■ Provided passage:

Performance of top 5 ensemble methods according to their prequential accuracy, prequential Kappa, chunk update time, and memory consumption on Agrawal generator with recurrent sudden concept drift

ARF is surprisingly the weakest of all top four methods. It wins with KUE on the same number of datasets as AUE2 but is less likely to tie with it. Therefore, ARF loses to KUE most frequently of all four top performing classifiers. Analyzing its rank frequencies shows that they are evenly distributed between second and 11th rank, proving that ARF is subject to the highest variance in its performance.

These results allow us to conclude that KUE is a suitable choice for a wide array of data stream mining problems, always returning a satisfactory performance. Additionally, the analysis of rank frequencies shows its high stability over all datasets, making KUE an excellent off-the-shelf algorithm.

Computational complexity KUE offers both better predictive power and lower time complexity. Not only does KUE outperform in both accuracy and Kappa metrics the top four reference ensemble methods (OBAD, LB, AUE2, and ARF), but it is also characterized by up to 10 times faster update time per chunk and using an order of magnitude less memory. This shows that the proposed components of KUE are not only lightweight themselves but also lead to gaining an advantage over reference ensembles.

Using feature subspaces speeds up the training of new classifiers, as the models are fitted in a lower dimensional space. Additionally, the classifier selection procedure does not impose any additional cost, as it simply measures the Kappa metric returned by new and existing classifiers.

■ Data excerpts:
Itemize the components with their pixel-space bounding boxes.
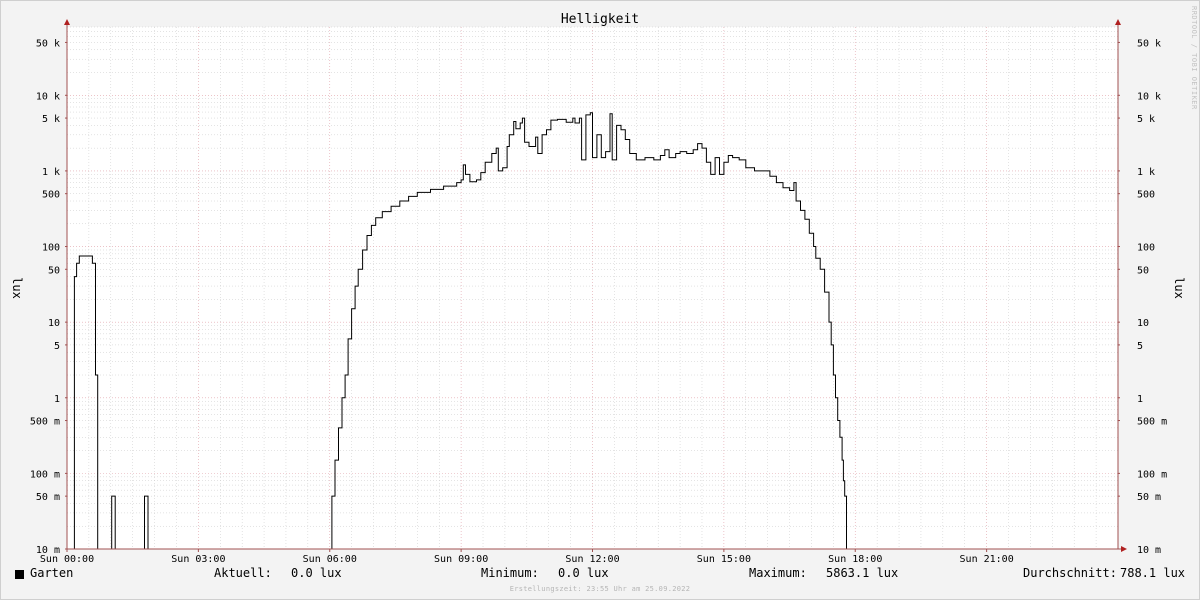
legend-avg-value: 788.1 lux bbox=[1120, 566, 1186, 580]
x-axis-ticks: Sun 00:00 Sun 03:00 Sun 06:00 Sun 09:00 Sun … bbox=[40, 549, 1014, 565]
legend-series-name: Garten bbox=[30, 566, 74, 580]
legend-current-value: 0.0 lux bbox=[291, 566, 342, 580]
y-tick-label-left: 50 m bbox=[36, 492, 60, 503]
x-tick-label: Sun 03:00 bbox=[171, 554, 225, 565]
x-tick-label: Sun 12:00 bbox=[565, 554, 619, 565]
y-tick-label-left: 50 k bbox=[36, 38, 60, 49]
chart-title: Helligkeit bbox=[561, 12, 639, 27]
y-tick-label-right: 1 bbox=[1137, 394, 1143, 405]
y-tick-label-left: 5 bbox=[54, 341, 60, 352]
y-axis-left-arrow bbox=[64, 19, 70, 25]
y-tick-label-left: 100 m bbox=[30, 469, 60, 480]
y-tick-label-right: 10 bbox=[1137, 318, 1149, 329]
y-tick-label-right: 5 bbox=[1137, 341, 1143, 352]
y-tick-label-left: 10 bbox=[48, 318, 60, 329]
legend-avg-label: Durchschnitt: bbox=[1023, 566, 1117, 580]
legend-max-label: Maximum: bbox=[749, 566, 807, 580]
legend-current-label: Aktuell: bbox=[214, 566, 272, 580]
legend-max-value: 5863.1 lux bbox=[826, 566, 899, 580]
y-tick-label-right: 50 bbox=[1137, 265, 1149, 276]
y-tick-label-left: 50 bbox=[48, 265, 60, 276]
y-tick-label-left: 1 k bbox=[42, 167, 60, 178]
brightness-chart: Helligkeit Sun 00:00 Sun 03:00 Sun 06:00 Su… bbox=[10, 12, 1186, 565]
x-tick-label: Sun 21:00 bbox=[960, 554, 1014, 565]
y-tick-label-right: 50 k bbox=[1137, 38, 1161, 49]
x-tick-label: Sun 06:00 bbox=[303, 554, 357, 565]
y-tick-label-left: 100 bbox=[42, 243, 60, 254]
y-tick-label-left: 10 k bbox=[36, 91, 60, 102]
y-tick-label-right: 10 m bbox=[1137, 545, 1161, 556]
legend: Garten Aktuell: 0.0 lux Minimum: 0.0 lux… bbox=[0, 566, 1200, 584]
y-tick-label-right: 1 k bbox=[1137, 167, 1155, 178]
y-tick-label-right: 100 bbox=[1137, 243, 1155, 254]
y-tick-label-right: 10 k bbox=[1137, 91, 1161, 102]
legend-min-label: Minimum: bbox=[481, 566, 539, 580]
legend-min-value: 0.0 lux bbox=[558, 566, 609, 580]
y-tick-label-right: 50 m bbox=[1137, 492, 1161, 503]
y-tick-label-left: 5 k bbox=[42, 114, 60, 125]
y-axis-left-ticks: 50 k 10 k 5 k 1 k 500 100 50 10 5 1 500 m 100 m 50 m… bbox=[30, 38, 67, 556]
x-tick-label: Sun 09:00 bbox=[434, 554, 488, 565]
y-tick-label-left: 1 bbox=[54, 394, 60, 405]
y-axis-label-left: lux bbox=[10, 277, 24, 299]
footer-timestamp: Erstellungszeit: 23:55 Uhr am 25.09.2022 bbox=[509, 585, 691, 593]
y-tick-label-left: 500 bbox=[42, 190, 60, 201]
y-tick-label-left: 10 m bbox=[36, 545, 60, 556]
y-tick-label-right: 100 m bbox=[1137, 469, 1167, 480]
y-tick-label-left: 500 m bbox=[30, 417, 60, 428]
x-tick-label: Sun 18:00 bbox=[828, 554, 882, 565]
y-axis-right-arrow bbox=[1115, 19, 1121, 25]
x-tick-label: Sun 15:00 bbox=[697, 554, 751, 565]
rrdtool-watermark: RRDTOOL / TOBI OETIKER bbox=[1190, 6, 1198, 110]
y-axis-right-ticks: 50 k 10 k 5 k 1 k 500 100 50 10 5 1 500 m 100 m 50 m… bbox=[1118, 38, 1167, 556]
x-axis-arrow bbox=[1121, 546, 1127, 552]
y-tick-label-right: 5 k bbox=[1137, 114, 1155, 125]
y-axis-label-right: lux bbox=[1172, 277, 1186, 299]
y-tick-label-right: 500 bbox=[1137, 190, 1155, 201]
y-tick-label-right: 500 m bbox=[1137, 417, 1167, 428]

■ Objective: Would you transcribe everything in the ensemble passage from "Performance of top" down to "in its performance."? Rely only on the ensemble passage, not on the records.

■ Full output:
Performance of top 5 ensemble methods according to their prequential accuracy, prequential Kappa, chunk update time, and memory consumption on Agrawal generator with recurrent sudden concept drift

ARF is surprisingly the weakest of all top four methods. It wins with KUE on the same number of datasets as AUE2 but is less likely to tie with it. Therefore, ARF loses to KUE most frequently of all four top performing classifiers. Analyzing its rank frequencies shows that they are evenly distributed between second and 11th rank, proving that ARF is subject to the highest variance in its performance.